--- BEGIN Extracted records ---

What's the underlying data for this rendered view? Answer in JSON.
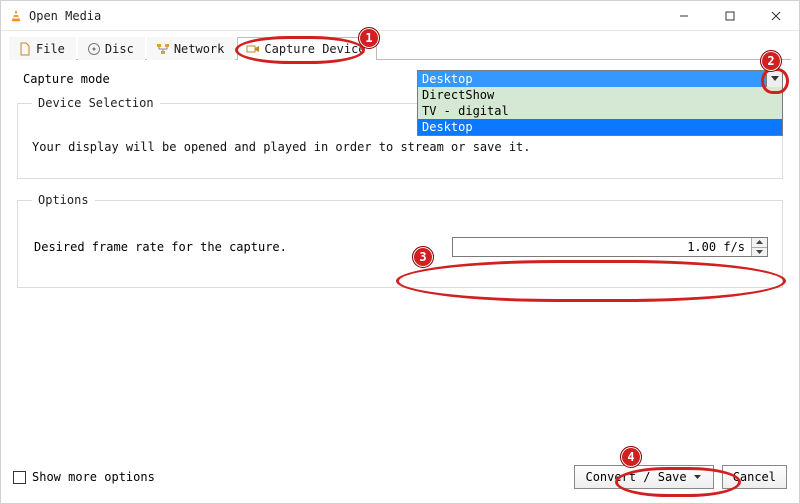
{
  "window_title": "Open Media",
  "tabs": {
    "file": "File",
    "disc": "Disc",
    "network": "Network",
    "capture": "Capture Device"
  },
  "capture_mode_label": "Capture mode",
  "dropdown": {
    "selected": "Desktop",
    "options": [
      "DirectShow",
      "TV - digital",
      "Desktop"
    ]
  },
  "device_section_title": "Device Selection",
  "device_msg": "Your display will be opened and played in order to stream or save it.",
  "options_section_title": "Options",
  "frame_rate_label": "Desired frame rate for the capture.",
  "frame_rate_value": "1.00 f/s",
  "show_more": "Show more options",
  "buttons": {
    "convert": "Convert / Save",
    "cancel": "Cancel"
  },
  "badges": [
    "1",
    "2",
    "3",
    "4"
  ]
}
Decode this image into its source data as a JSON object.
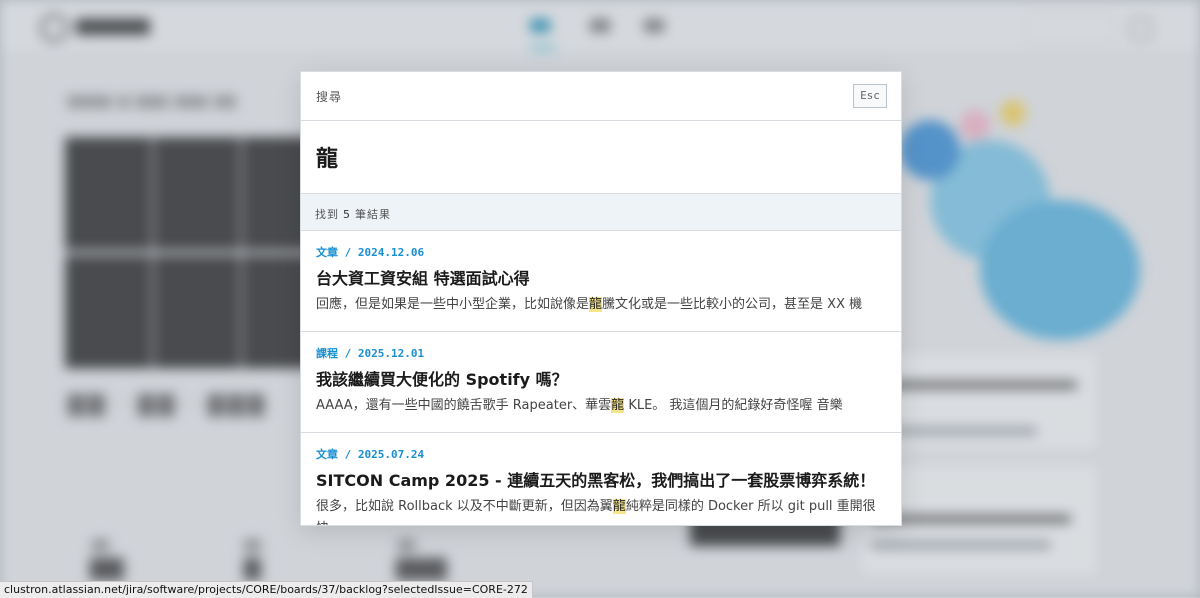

--- END Extracted records ---

### [Goal]
Transcribe the material exactly, leaving every picture out.

### [Final answer]
What's the underlying data for this rendered view? Answer in JSON.
{
  "window_title": "Open Media",
  "tabs": {
    "file": "File",
    "disc": "Disc",
    "network": "Network",
    "capture": "Capture Device"
  },
  "capture_mode_label": "Capture mode",
  "dropdown": {
    "selected": "Desktop",
    "options": [
      "DirectShow",
      "TV - digital",
      "Desktop"
    ]
  },
  "device_section_title": "Device Selection",
  "device_msg": "Your display will be opened and played in order to stream or save it.",
  "options_section_title": "Options",
  "frame_rate_label": "Desired frame rate for the capture.",
  "frame_rate_value": "1.00 f/s",
  "show_more": "Show more options",
  "buttons": {
    "convert": "Convert / Save",
    "cancel": "Cancel"
  },
  "badges": [
    "1",
    "2",
    "3",
    "4"
  ]
}
Decode this image into its source data as a JSON object.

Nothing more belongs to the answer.